Exercise instructions — Write out the data below exactly as given, without any of its pictures.
— Start —
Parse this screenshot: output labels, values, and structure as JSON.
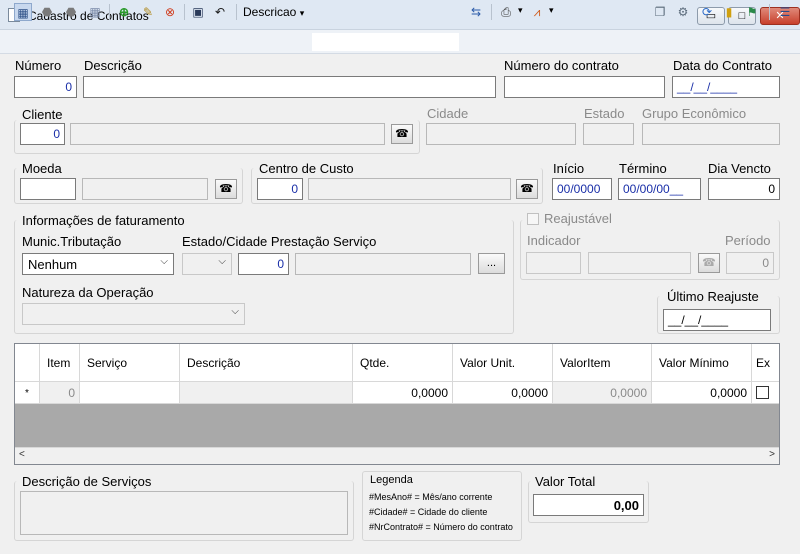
{
  "window": {
    "title": "Cadastro de Contratos",
    "minimize_glyph": "▭",
    "maximize_glyph": "□",
    "close_glyph": "✕"
  },
  "toolbar": {
    "view_dropdown": "Descricao",
    "caret": "▾",
    "icons": [
      "grid-view-icon",
      "first-record-icon",
      "previous-record-icon",
      "last-record-icon",
      "add-icon",
      "edit-icon",
      "delete-icon",
      "save-icon",
      "undo-icon",
      "export-icon",
      "print-icon",
      "chart-icon",
      "window-icon",
      "settings-icon",
      "refresh-icon",
      "bookmark-icon",
      "map-icon",
      "menu-icon"
    ]
  },
  "form": {
    "numero": {
      "label": "Número",
      "value": "0"
    },
    "descricao": {
      "label": "Descrição",
      "value": ""
    },
    "numero_contrato": {
      "label": "Número do contrato",
      "value": ""
    },
    "data_contrato": {
      "label": "Data do Contrato",
      "value": "__/__/____"
    },
    "cliente": {
      "label": "Cliente",
      "value": "0",
      "name": ""
    },
    "cidade": {
      "label": "Cidade",
      "value": ""
    },
    "estado": {
      "label": "Estado",
      "value": ""
    },
    "grupo_economico": {
      "label": "Grupo Econômico",
      "value": ""
    },
    "moeda": {
      "label": "Moeda",
      "value": "",
      "name": ""
    },
    "centro_custo": {
      "label": "Centro de Custo",
      "value": "0",
      "name": ""
    },
    "inicio": {
      "label": "Início",
      "value": "00/0000"
    },
    "termino": {
      "label": "Término",
      "value": "00/00/00__"
    },
    "dia_vencto": {
      "label": "Dia Vencto",
      "value": "0"
    },
    "faturamento": {
      "group_label": "Informações de faturamento",
      "munic_tributacao": {
        "label": "Munic.Tributação",
        "value": "Nenhum"
      },
      "estado_cidade": {
        "label": "Estado/Cidade Prestação Serviço",
        "value": "",
        "code": "0",
        "name": ""
      },
      "ellipsis": "...",
      "natureza": {
        "label": "Natureza da Operação",
        "value": ""
      }
    },
    "reajuste": {
      "reajustavel_label": "Reajustável",
      "indicador": {
        "label": "Indicador",
        "value": "",
        "name": ""
      },
      "periodo": {
        "label": "Período",
        "value": "0"
      },
      "ultimo_reajuste": {
        "label": "Último Reajuste",
        "value": "__/__/____"
      }
    }
  },
  "grid": {
    "columns": [
      "Item",
      "Serviço",
      "Descrição",
      "Qtde.",
      "Valor Unit.",
      "ValorItem",
      "Valor Mínimo",
      "Ex"
    ],
    "new_row_marker": "*",
    "row": {
      "item": "0",
      "servico": "",
      "descricao": "",
      "qtde": "0,0000",
      "valor_unit": "0,0000",
      "valor_item": "0,0000",
      "valor_minimo": "0,0000"
    }
  },
  "footer": {
    "descricao_servicos": {
      "label": "Descrição de Serviços",
      "value": ""
    },
    "legenda": {
      "title": "Legenda",
      "lines": [
        "#MesAno# = Mês/ano corrente",
        "#Cidade# = Cidade do cliente",
        "#NrContrato# = Número do contrato"
      ]
    },
    "valor_total": {
      "label": "Valor Total",
      "value": "0,00"
    }
  },
  "colors": {
    "titlebar": "#dfe8f3",
    "field_text_blue": "#1a2fa8",
    "grid_empty": "#a9a9a9"
  }
}
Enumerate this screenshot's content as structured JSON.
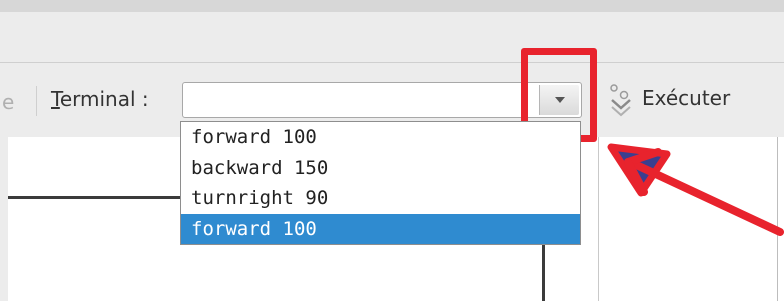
{
  "toolbar": {
    "prev_label_fragment": "e",
    "terminal_label_mnemonic": "T",
    "terminal_label_rest": "erminal :",
    "terminal_input": {
      "value": "",
      "placeholder": ""
    },
    "execute_label": "Exécuter"
  },
  "dropdown": {
    "items": [
      {
        "label": "forward 100",
        "selected": false
      },
      {
        "label": "backward 150",
        "selected": false
      },
      {
        "label": "turnright 90",
        "selected": false
      },
      {
        "label": "forward 100",
        "selected": true
      }
    ]
  },
  "colors": {
    "highlight": "#e8232d",
    "selection": "#2f8bd0",
    "turtle": "#3b3f8f"
  },
  "icons": {
    "dropdown_arrow": "chevron-down-icon",
    "execute": "execute-icon"
  }
}
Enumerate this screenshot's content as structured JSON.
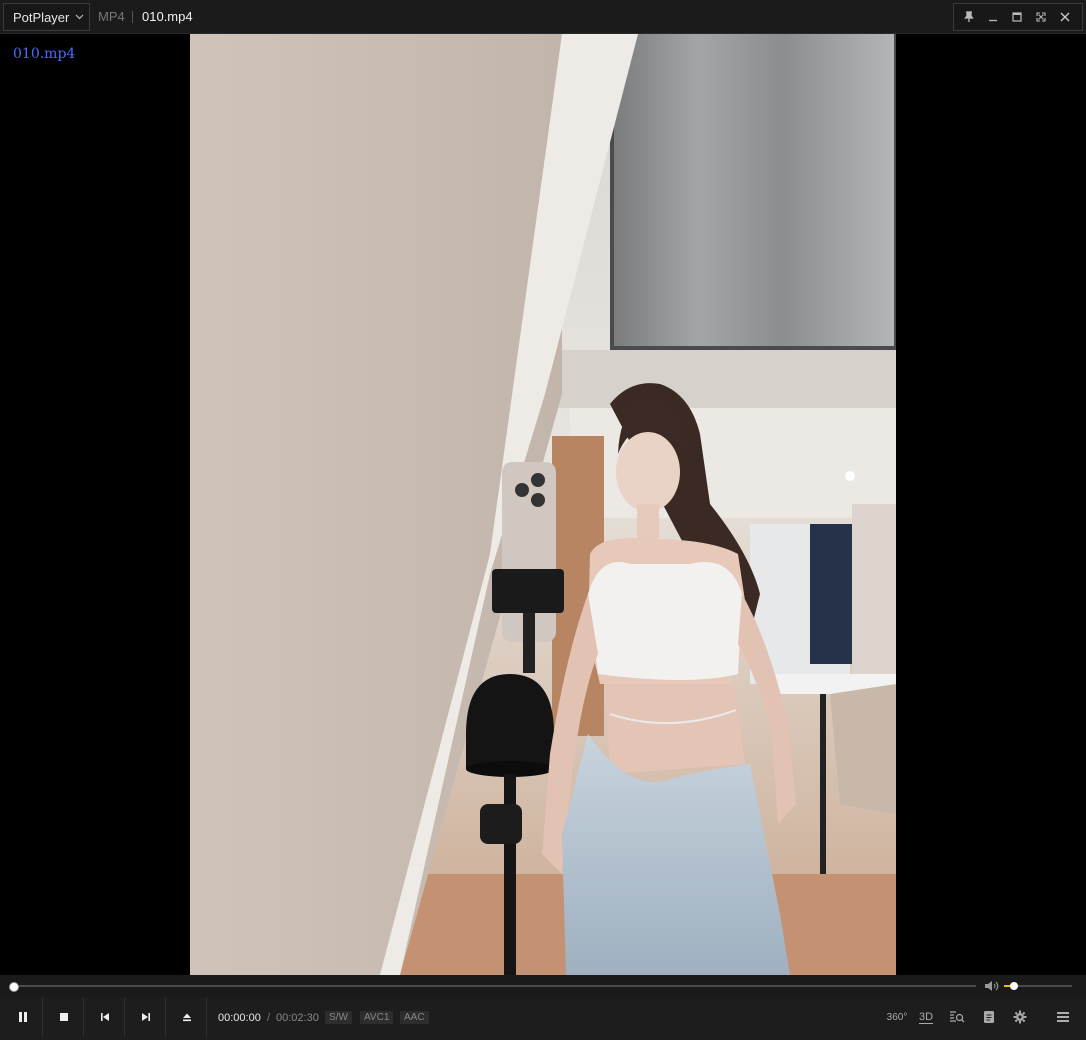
{
  "window": {
    "app_name": "PotPlayer",
    "format": "MP4",
    "file_title": "010.mp4"
  },
  "osd": {
    "filename": "010.mp4"
  },
  "playback": {
    "current_time": "00:00:00",
    "separator": "/",
    "duration": "00:02:30",
    "position_fraction": 0.0,
    "volume_fraction": 0.15
  },
  "badges": {
    "decoder": "S/W",
    "video_codec": "AVC1",
    "audio_codec": "AAC"
  },
  "right_buttons": {
    "vr": "360°",
    "stereo": "3D"
  },
  "colors": {
    "osd_text": "#4b6bff",
    "volume_accent": "#e8c100",
    "background": "#000000"
  }
}
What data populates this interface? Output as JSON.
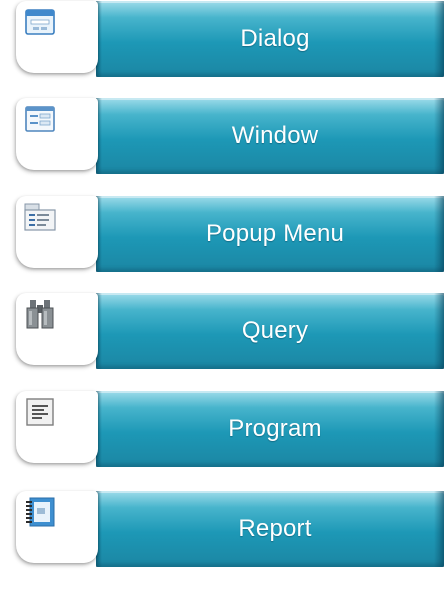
{
  "menu": {
    "items": [
      {
        "label": "Dialog",
        "icon": "dialog-window-icon"
      },
      {
        "label": "Window",
        "icon": "window-form-icon"
      },
      {
        "label": "Popup Menu",
        "icon": "popup-menu-icon"
      },
      {
        "label": "Query",
        "icon": "binoculars-icon"
      },
      {
        "label": "Program",
        "icon": "text-document-icon"
      },
      {
        "label": "Report",
        "icon": "notebook-report-icon"
      }
    ]
  },
  "colors": {
    "bar_teal": "#1d98b6",
    "bar_highlight": "#9fdcea",
    "label_text": "#ffffff",
    "tile_background": "#ffffff"
  }
}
— End —
Solution to the exercise —
Parse this screenshot: output labels, values, and structure as JSON.
{
  "window": {
    "title": "Cadastro de Contratos",
    "minimize_glyph": "▭",
    "maximize_glyph": "□",
    "close_glyph": "✕"
  },
  "toolbar": {
    "view_dropdown": "Descricao",
    "caret": "▾",
    "icons": [
      "grid-view-icon",
      "first-record-icon",
      "previous-record-icon",
      "last-record-icon",
      "add-icon",
      "edit-icon",
      "delete-icon",
      "save-icon",
      "undo-icon",
      "export-icon",
      "print-icon",
      "chart-icon",
      "window-icon",
      "settings-icon",
      "refresh-icon",
      "bookmark-icon",
      "map-icon",
      "menu-icon"
    ]
  },
  "form": {
    "numero": {
      "label": "Número",
      "value": "0"
    },
    "descricao": {
      "label": "Descrição",
      "value": ""
    },
    "numero_contrato": {
      "label": "Número do contrato",
      "value": ""
    },
    "data_contrato": {
      "label": "Data do Contrato",
      "value": "__/__/____"
    },
    "cliente": {
      "label": "Cliente",
      "value": "0",
      "name": ""
    },
    "cidade": {
      "label": "Cidade",
      "value": ""
    },
    "estado": {
      "label": "Estado",
      "value": ""
    },
    "grupo_economico": {
      "label": "Grupo Econômico",
      "value": ""
    },
    "moeda": {
      "label": "Moeda",
      "value": "",
      "name": ""
    },
    "centro_custo": {
      "label": "Centro de Custo",
      "value": "0",
      "name": ""
    },
    "inicio": {
      "label": "Início",
      "value": "00/0000"
    },
    "termino": {
      "label": "Término",
      "value": "00/00/00__"
    },
    "dia_vencto": {
      "label": "Dia Vencto",
      "value": "0"
    },
    "faturamento": {
      "group_label": "Informações de faturamento",
      "munic_tributacao": {
        "label": "Munic.Tributação",
        "value": "Nenhum"
      },
      "estado_cidade": {
        "label": "Estado/Cidade Prestação Serviço",
        "value": "",
        "code": "0",
        "name": ""
      },
      "ellipsis": "...",
      "natureza": {
        "label": "Natureza da Operação",
        "value": ""
      }
    },
    "reajuste": {
      "reajustavel_label": "Reajustável",
      "indicador": {
        "label": "Indicador",
        "value": "",
        "name": ""
      },
      "periodo": {
        "label": "Período",
        "value": "0"
      },
      "ultimo_reajuste": {
        "label": "Último Reajuste",
        "value": "__/__/____"
      }
    }
  },
  "grid": {
    "columns": [
      "Item",
      "Serviço",
      "Descrição",
      "Qtde.",
      "Valor Unit.",
      "ValorItem",
      "Valor Mínimo",
      "Ex"
    ],
    "new_row_marker": "*",
    "row": {
      "item": "0",
      "servico": "",
      "descricao": "",
      "qtde": "0,0000",
      "valor_unit": "0,0000",
      "valor_item": "0,0000",
      "valor_minimo": "0,0000"
    }
  },
  "footer": {
    "descricao_servicos": {
      "label": "Descrição de Serviços",
      "value": ""
    },
    "legenda": {
      "title": "Legenda",
      "lines": [
        "#MesAno# = Mês/ano corrente",
        "#Cidade# = Cidade do cliente",
        "#NrContrato# = Número do contrato"
      ]
    },
    "valor_total": {
      "label": "Valor Total",
      "value": "0,00"
    }
  },
  "colors": {
    "titlebar": "#dfe8f3",
    "field_text_blue": "#1a2fa8",
    "grid_empty": "#a9a9a9"
  }
}
Enumerate this screenshot's content as structured JSON.
{
  "toolbar": {
    "prev_label_fragment": "e",
    "terminal_label_mnemonic": "T",
    "terminal_label_rest": "erminal :",
    "terminal_input": {
      "value": "",
      "placeholder": ""
    },
    "execute_label": "Exécuter"
  },
  "dropdown": {
    "items": [
      {
        "label": "forward 100",
        "selected": false
      },
      {
        "label": "backward 150",
        "selected": false
      },
      {
        "label": "turnright 90",
        "selected": false
      },
      {
        "label": "forward 100",
        "selected": true
      }
    ]
  },
  "colors": {
    "highlight": "#e8232d",
    "selection": "#2f8bd0",
    "turtle": "#3b3f8f"
  },
  "icons": {
    "dropdown_arrow": "chevron-down-icon",
    "execute": "execute-icon"
  }
}
Enumerate this screenshot's content as structured JSON.
{
  "window": {
    "app_name": "PotPlayer",
    "format": "MP4",
    "file_title": "010.mp4"
  },
  "osd": {
    "filename": "010.mp4"
  },
  "playback": {
    "current_time": "00:00:00",
    "separator": "/",
    "duration": "00:02:30",
    "position_fraction": 0.0,
    "volume_fraction": 0.15
  },
  "badges": {
    "decoder": "S/W",
    "video_codec": "AVC1",
    "audio_codec": "AAC"
  },
  "right_buttons": {
    "vr": "360°",
    "stereo": "3D"
  },
  "colors": {
    "osd_text": "#4b6bff",
    "volume_accent": "#e8c100",
    "background": "#000000"
  }
}
What data populates this interface? Output as JSON.
{
  "menu": {
    "items": [
      {
        "label": "Dialog",
        "icon": "dialog-window-icon"
      },
      {
        "label": "Window",
        "icon": "window-form-icon"
      },
      {
        "label": "Popup Menu",
        "icon": "popup-menu-icon"
      },
      {
        "label": "Query",
        "icon": "binoculars-icon"
      },
      {
        "label": "Program",
        "icon": "text-document-icon"
      },
      {
        "label": "Report",
        "icon": "notebook-report-icon"
      }
    ]
  },
  "colors": {
    "bar_teal": "#1d98b6",
    "bar_highlight": "#9fdcea",
    "label_text": "#ffffff",
    "tile_background": "#ffffff"
  }
}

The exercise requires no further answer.